** START Dataset content **

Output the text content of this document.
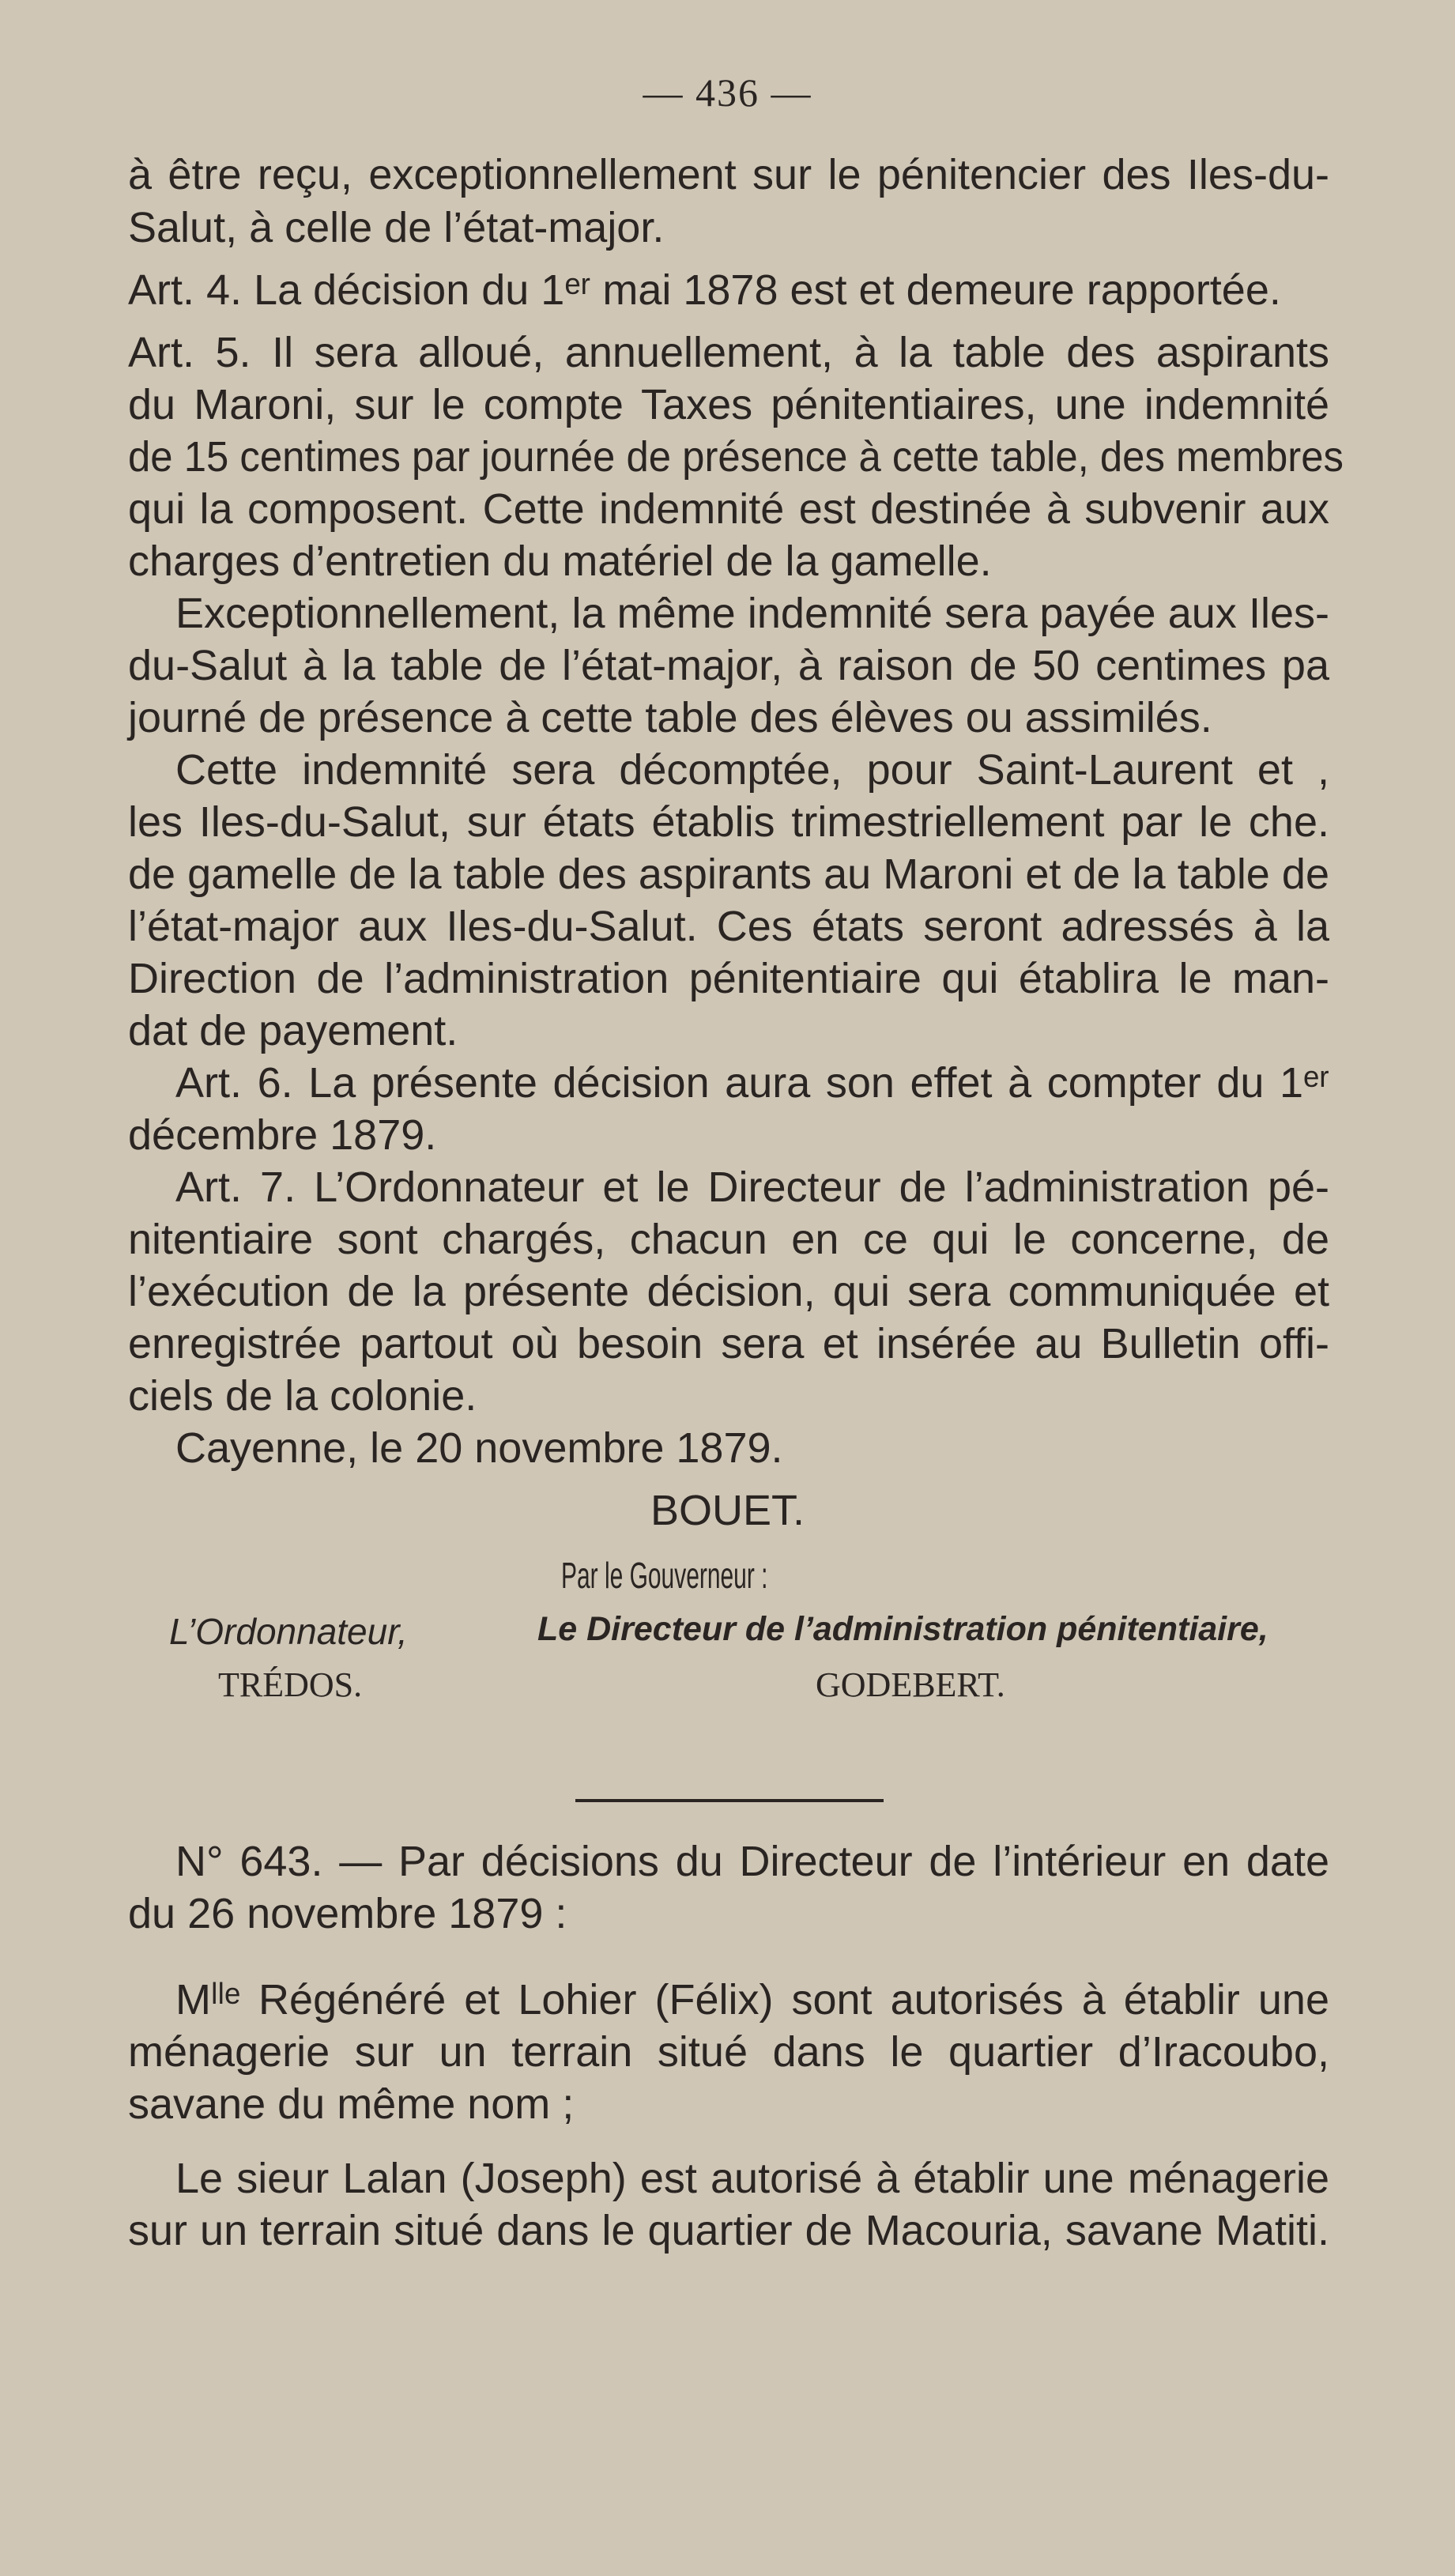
— 436 —
à être reçu, exceptionnellement sur le pénitencier des Iles-du-
Salut, à celle de l’état-major.
Art. 4. La décision du 1ᵉʳ mai 1878 est et demeure rapportée.
Art. 5. Il sera alloué, annuellement, à la table des aspirants
du Maroni, sur le compte Taxes pénitentiaires, une indemnité
de 15 centimes par journée de présence à cette table, des membres
qui la composent. Cette indemnité est destinée à subvenir aux
charges d’entretien du matériel de la gamelle.
Exceptionnellement, la même indemnité sera payée aux Iles-
du-Salut à la table de l’état-major, à raison de 50 centimes pa
journé de présence à cette table des élèves ou assimilés.
Cette indemnité sera décomptée, pour Saint-Laurent et ,
les Iles-du-Salut, sur états établis trimestriellement par le che.
de gamelle de la table des aspirants au Maroni et de la table de
l’état-major aux Iles-du-Salut. Ces états seront adressés à la
Direction de l’administration pénitentiaire qui établira le man-
dat de payement.
Art. 6. La présente décision aura son effet à compter du 1ᵉʳ
décembre 1879.
Art. 7. L’Ordonnateur et le Directeur de l’administration pé-
nitentiaire sont chargés, chacun en ce qui le concerne, de
l’exécution de la présente décision, qui sera communiquée et
enregistrée partout où besoin sera et insérée au Bulletin offi-
ciels de la colonie.
Cayenne, le 20 novembre 1879.
BOUET.
Par le Gouverneur :
L’Ordonnateur,
TRÉDOS.
Le Directeur de l’administration pénitentiaire,
GODEBERT.
N° 643. — Par décisions du Directeur de l’intérieur en date
du 26 novembre 1879 :
Mˡˡᵉ Régénéré et Lohier (Félix) sont autorisés à établir une
ménagerie sur un terrain situé dans le quartier d’Iracoubo,
savane du même nom ;
Le sieur Lalan (Joseph) est autorisé à établir une ménagerie
sur un terrain situé dans le quartier de Macouria, savane Matiti.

** END Dataset content **

> **Your task**
Extract every line above that contains the word "aspirants".

> **Solution below**
Art. 5. Il sera alloué, annuellement, à la table des aspirants
de gamelle de la table des aspirants au Maroni et de la table de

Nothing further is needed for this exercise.